(GIVEN EXERCISE) List each line of the data in which the string "Windsor" appears.

◆ ◆ ◆

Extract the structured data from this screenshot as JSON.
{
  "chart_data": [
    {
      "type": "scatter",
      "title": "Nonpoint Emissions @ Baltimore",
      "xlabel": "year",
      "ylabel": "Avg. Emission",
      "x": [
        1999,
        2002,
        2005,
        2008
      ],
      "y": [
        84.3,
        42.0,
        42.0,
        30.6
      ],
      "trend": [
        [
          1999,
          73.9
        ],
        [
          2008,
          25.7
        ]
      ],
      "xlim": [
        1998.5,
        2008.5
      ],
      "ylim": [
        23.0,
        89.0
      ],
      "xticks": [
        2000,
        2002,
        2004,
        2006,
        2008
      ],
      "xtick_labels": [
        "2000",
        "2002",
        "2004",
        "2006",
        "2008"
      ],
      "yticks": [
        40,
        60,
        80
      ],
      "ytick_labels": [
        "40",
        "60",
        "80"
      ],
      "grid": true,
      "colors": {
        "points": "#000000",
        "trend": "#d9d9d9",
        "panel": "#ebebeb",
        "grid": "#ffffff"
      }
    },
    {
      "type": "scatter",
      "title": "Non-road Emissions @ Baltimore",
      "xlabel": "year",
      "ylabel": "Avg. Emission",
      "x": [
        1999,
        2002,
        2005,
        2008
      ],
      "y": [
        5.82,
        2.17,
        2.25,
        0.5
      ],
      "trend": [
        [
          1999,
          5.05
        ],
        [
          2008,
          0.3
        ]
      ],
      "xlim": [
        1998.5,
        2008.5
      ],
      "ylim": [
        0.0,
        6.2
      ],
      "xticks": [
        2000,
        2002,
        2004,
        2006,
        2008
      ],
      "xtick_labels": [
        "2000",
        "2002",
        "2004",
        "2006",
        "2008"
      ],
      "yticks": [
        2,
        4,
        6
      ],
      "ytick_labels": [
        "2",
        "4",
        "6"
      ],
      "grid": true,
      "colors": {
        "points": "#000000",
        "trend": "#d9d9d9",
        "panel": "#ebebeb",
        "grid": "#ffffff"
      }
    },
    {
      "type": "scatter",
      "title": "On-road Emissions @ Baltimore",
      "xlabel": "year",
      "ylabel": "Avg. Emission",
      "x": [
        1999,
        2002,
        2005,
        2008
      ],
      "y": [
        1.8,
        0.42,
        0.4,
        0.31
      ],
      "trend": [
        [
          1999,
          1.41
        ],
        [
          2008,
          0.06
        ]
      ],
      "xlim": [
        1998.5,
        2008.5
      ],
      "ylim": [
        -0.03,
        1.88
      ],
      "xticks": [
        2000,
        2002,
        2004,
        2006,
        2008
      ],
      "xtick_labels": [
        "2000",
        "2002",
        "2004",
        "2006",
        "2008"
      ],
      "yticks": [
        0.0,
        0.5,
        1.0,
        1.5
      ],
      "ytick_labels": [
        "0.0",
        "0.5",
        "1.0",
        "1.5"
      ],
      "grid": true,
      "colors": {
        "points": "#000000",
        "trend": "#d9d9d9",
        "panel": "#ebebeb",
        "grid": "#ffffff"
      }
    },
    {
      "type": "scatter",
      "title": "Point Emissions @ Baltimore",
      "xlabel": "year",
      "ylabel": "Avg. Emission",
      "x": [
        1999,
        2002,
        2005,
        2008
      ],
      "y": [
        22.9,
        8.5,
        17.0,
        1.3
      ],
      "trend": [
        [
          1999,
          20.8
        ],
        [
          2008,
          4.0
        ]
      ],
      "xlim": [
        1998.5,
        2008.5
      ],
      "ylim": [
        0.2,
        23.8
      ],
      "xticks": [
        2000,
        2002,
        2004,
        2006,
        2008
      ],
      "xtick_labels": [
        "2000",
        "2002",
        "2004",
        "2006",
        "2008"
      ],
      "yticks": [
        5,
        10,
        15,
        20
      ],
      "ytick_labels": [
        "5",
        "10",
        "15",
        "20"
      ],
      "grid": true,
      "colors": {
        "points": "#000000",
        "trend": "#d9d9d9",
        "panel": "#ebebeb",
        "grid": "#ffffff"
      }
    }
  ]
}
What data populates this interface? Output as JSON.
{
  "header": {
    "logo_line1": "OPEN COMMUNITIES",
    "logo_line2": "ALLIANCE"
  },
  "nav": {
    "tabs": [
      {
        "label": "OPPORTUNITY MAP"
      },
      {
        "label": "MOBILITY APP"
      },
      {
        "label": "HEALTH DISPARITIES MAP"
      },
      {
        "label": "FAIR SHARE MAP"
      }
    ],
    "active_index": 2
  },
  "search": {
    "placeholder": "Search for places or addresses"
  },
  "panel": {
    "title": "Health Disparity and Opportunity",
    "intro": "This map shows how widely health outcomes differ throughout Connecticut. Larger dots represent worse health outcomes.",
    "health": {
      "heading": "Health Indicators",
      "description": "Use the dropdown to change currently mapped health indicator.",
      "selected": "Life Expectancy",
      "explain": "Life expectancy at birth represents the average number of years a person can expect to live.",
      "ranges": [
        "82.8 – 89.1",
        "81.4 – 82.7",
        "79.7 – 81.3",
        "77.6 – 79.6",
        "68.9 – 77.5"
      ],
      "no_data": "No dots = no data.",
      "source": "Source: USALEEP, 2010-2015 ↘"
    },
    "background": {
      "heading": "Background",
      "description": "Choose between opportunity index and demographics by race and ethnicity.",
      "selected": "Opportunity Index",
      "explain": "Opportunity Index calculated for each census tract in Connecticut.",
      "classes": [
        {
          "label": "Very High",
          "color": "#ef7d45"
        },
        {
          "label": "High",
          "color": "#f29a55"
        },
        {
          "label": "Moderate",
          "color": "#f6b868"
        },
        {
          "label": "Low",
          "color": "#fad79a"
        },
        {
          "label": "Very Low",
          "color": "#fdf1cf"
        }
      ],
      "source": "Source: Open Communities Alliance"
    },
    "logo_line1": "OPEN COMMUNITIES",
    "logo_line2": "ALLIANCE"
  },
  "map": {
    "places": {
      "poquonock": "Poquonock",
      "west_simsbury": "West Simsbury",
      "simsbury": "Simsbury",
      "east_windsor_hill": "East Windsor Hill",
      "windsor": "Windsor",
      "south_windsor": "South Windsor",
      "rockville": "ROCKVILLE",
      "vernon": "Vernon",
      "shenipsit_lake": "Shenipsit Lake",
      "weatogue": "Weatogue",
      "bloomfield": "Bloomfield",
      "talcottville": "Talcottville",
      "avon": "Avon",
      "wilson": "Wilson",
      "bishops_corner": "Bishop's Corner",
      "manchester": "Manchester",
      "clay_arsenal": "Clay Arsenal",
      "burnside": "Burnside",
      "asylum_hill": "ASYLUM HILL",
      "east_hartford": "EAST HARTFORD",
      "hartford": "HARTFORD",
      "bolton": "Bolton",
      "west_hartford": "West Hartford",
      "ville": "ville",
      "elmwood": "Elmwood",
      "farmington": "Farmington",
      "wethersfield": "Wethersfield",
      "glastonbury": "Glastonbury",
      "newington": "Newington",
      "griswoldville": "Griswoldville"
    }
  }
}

◆ ◆ ◆

(THE OUTPUT)
      "east_windsor_hill": "East Windsor Hill",
      "windsor": "Windsor",
      "south_windsor": "South Windsor",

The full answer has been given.